=== JOB ===
Copy out, from the entries below, each line holding the string "машины".

=== RECORDS PROVIDED ===
○ ○ ○ ○ ○ ○ ○
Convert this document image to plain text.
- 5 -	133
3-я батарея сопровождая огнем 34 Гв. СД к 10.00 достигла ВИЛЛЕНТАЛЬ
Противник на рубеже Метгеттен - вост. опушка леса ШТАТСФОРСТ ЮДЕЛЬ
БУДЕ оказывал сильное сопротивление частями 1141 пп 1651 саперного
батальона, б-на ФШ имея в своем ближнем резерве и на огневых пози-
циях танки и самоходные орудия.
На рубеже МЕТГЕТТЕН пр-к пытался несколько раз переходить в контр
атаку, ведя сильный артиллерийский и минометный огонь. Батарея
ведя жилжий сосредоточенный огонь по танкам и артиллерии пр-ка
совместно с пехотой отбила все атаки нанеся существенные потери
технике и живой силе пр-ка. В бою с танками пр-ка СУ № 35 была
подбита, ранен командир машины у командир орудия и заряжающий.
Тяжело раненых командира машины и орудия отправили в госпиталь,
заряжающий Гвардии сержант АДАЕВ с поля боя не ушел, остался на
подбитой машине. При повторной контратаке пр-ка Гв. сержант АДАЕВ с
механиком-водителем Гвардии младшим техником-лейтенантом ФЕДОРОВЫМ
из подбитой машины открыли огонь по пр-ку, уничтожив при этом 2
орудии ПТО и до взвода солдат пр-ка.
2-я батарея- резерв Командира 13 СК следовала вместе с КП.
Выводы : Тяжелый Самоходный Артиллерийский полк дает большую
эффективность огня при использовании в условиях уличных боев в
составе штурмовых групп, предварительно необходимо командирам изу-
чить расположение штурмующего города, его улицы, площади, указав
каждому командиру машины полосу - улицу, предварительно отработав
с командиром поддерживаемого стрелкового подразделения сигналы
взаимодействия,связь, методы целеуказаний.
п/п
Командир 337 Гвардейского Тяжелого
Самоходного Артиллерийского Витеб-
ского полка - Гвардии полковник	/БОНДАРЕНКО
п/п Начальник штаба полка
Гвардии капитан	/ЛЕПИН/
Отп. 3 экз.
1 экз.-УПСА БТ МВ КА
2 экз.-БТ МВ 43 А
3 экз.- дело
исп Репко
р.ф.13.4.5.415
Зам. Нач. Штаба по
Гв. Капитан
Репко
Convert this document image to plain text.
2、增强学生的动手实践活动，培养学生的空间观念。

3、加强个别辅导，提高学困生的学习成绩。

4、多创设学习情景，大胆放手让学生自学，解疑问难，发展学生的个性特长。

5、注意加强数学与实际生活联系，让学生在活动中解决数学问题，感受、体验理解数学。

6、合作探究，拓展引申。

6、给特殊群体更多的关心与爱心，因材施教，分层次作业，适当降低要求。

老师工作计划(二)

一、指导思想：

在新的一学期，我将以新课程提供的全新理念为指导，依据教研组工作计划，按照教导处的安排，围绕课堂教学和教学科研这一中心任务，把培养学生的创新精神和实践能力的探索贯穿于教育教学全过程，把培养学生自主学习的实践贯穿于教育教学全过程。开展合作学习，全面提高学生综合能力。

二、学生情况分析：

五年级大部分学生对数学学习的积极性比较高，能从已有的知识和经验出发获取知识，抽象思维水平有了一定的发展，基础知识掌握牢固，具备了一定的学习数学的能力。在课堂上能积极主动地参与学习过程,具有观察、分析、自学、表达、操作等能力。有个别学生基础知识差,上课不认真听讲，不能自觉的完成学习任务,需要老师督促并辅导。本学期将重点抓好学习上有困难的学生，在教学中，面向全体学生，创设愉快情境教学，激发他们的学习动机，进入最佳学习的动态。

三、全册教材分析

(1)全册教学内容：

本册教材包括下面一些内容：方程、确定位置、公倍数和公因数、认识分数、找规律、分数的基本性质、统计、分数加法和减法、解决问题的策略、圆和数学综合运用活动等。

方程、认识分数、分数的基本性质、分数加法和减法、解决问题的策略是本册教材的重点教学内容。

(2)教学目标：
○ ○ ○ ○ ○ ○ ○
=== EXERCISE RESPONSE ===
подбита, ранен командир машины у командир орудия и заряжающий.
Тяжело раненых командира машины и орудия отправили в госпиталь,
из подбитой машины открыли огонь по пр-ку, уничтожив при этом 2
каждому командиру машины полосу - улицу, предварительно отработав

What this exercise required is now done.